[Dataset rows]
···

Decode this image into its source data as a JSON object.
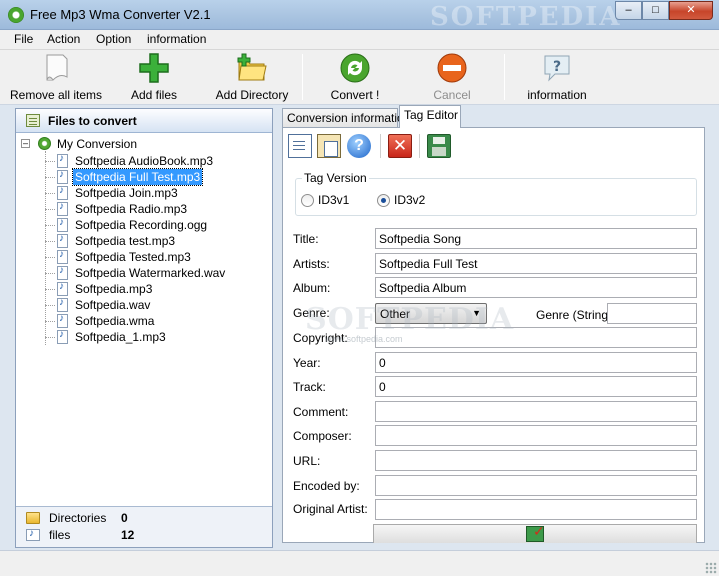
{
  "window": {
    "title": "Free Mp3 Wma Converter V2.1",
    "watermark": "SOFTPEDIA",
    "minimize": "–",
    "maximize": "□",
    "close": "✕"
  },
  "menu": [
    "File",
    "Action",
    "Option",
    "information"
  ],
  "toolbar": {
    "remove_all": "Remove all items",
    "add_files": "Add files",
    "add_directory": "Add Directory",
    "convert": "Convert !",
    "cancel": "Cancel",
    "information": "information"
  },
  "left_panel": {
    "header": "Files to convert",
    "root": "My Conversion",
    "files": [
      "Softpedia AudioBook.mp3",
      "Softpedia Full Test.mp3",
      "Softpedia Join.mp3",
      "Softpedia Radio.mp3",
      "Softpedia Recording.ogg",
      "Softpedia test.mp3",
      "Softpedia Tested.mp3",
      "Softpedia Watermarked.wav",
      "Softpedia.mp3",
      "Softpedia.wav",
      "Softpedia.wma",
      "Softpedia_1.mp3"
    ],
    "selected_index": 1,
    "stats": {
      "directories_label": "Directories",
      "directories_value": "0",
      "files_label": "files",
      "files_value": "12"
    }
  },
  "tabs": [
    "Conversion information",
    "Tag Editor"
  ],
  "active_tab": "Tag Editor",
  "tag_editor": {
    "icons": [
      "copy-tag-icon",
      "paste-tag-icon",
      "help-icon",
      "delete-tag-icon",
      "save-tag-icon"
    ],
    "help_glyph": "?",
    "delete_glyph": "✕",
    "tag_version_label": "Tag Version",
    "id3v1": "ID3v1",
    "id3v2": "ID3v2",
    "selected_version": "ID3v2",
    "labels": {
      "title": "Title:",
      "artists": "Artists:",
      "album": "Album:",
      "genre": "Genre:",
      "genre_string": "Genre (String):",
      "copyright": "Copyright:",
      "year": "Year:",
      "track": "Track:",
      "comment": "Comment:",
      "composer": "Composer:",
      "url": "URL:",
      "encoded_by": "Encoded by:",
      "original_artist": "Original Artist:"
    },
    "values": {
      "title": "Softpedia Song",
      "artists": "Softpedia Full Test",
      "album": "Softpedia Album",
      "genre": "Other",
      "genre_string": "",
      "copyright": "",
      "year": "0",
      "track": "0",
      "comment": "",
      "composer": "",
      "url": "",
      "encoded_by": "",
      "original_artist": ""
    },
    "watermark": "SOFTPEDIA",
    "watermark_url": "www.softpedia.com"
  },
  "colors": {
    "selection": "#3399ff",
    "convert_green": "#4aa52e",
    "cancel_orange": "#e8641c",
    "add_green": "#2fa82a"
  }
}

···

» Exercise brief
Without the pictures, print the records in full, exactly as they appear.

» Reply to the exercise
Decode this image into its source data as a JSON object.
{
  "window": {
    "title": "Free Mp3 Wma Converter V2.1",
    "watermark": "SOFTPEDIA",
    "minimize": "–",
    "maximize": "□",
    "close": "✕"
  },
  "menu": [
    "File",
    "Action",
    "Option",
    "information"
  ],
  "toolbar": {
    "remove_all": "Remove all items",
    "add_files": "Add files",
    "add_directory": "Add Directory",
    "convert": "Convert !",
    "cancel": "Cancel",
    "information": "information"
  },
  "left_panel": {
    "header": "Files to convert",
    "root": "My Conversion",
    "files": [
      "Softpedia AudioBook.mp3",
      "Softpedia Full Test.mp3",
      "Softpedia Join.mp3",
      "Softpedia Radio.mp3",
      "Softpedia Recording.ogg",
      "Softpedia test.mp3",
      "Softpedia Tested.mp3",
      "Softpedia Watermarked.wav",
      "Softpedia.mp3",
      "Softpedia.wav",
      "Softpedia.wma",
      "Softpedia_1.mp3"
    ],
    "selected_index": 1,
    "stats": {
      "directories_label": "Directories",
      "directories_value": "0",
      "files_label": "files",
      "files_value": "12"
    }
  },
  "tabs": [
    "Conversion information",
    "Tag Editor"
  ],
  "active_tab": "Tag Editor",
  "tag_editor": {
    "icons": [
      "copy-tag-icon",
      "paste-tag-icon",
      "help-icon",
      "delete-tag-icon",
      "save-tag-icon"
    ],
    "help_glyph": "?",
    "delete_glyph": "✕",
    "tag_version_label": "Tag Version",
    "id3v1": "ID3v1",
    "id3v2": "ID3v2",
    "selected_version": "ID3v2",
    "labels": {
      "title": "Title:",
      "artists": "Artists:",
      "album": "Album:",
      "genre": "Genre:",
      "genre_string": "Genre (String):",
      "copyright": "Copyright:",
      "year": "Year:",
      "track": "Track:",
      "comment": "Comment:",
      "composer": "Composer:",
      "url": "URL:",
      "encoded_by": "Encoded by:",
      "original_artist": "Original Artist:"
    },
    "values": {
      "title": "Softpedia Song",
      "artists": "Softpedia Full Test",
      "album": "Softpedia Album",
      "genre": "Other",
      "genre_string": "",
      "copyright": "",
      "year": "0",
      "track": "0",
      "comment": "",
      "composer": "",
      "url": "",
      "encoded_by": "",
      "original_artist": ""
    },
    "watermark": "SOFTPEDIA",
    "watermark_url": "www.softpedia.com"
  },
  "colors": {
    "selection": "#3399ff",
    "convert_green": "#4aa52e",
    "cancel_orange": "#e8641c",
    "add_green": "#2fa82a"
  }
}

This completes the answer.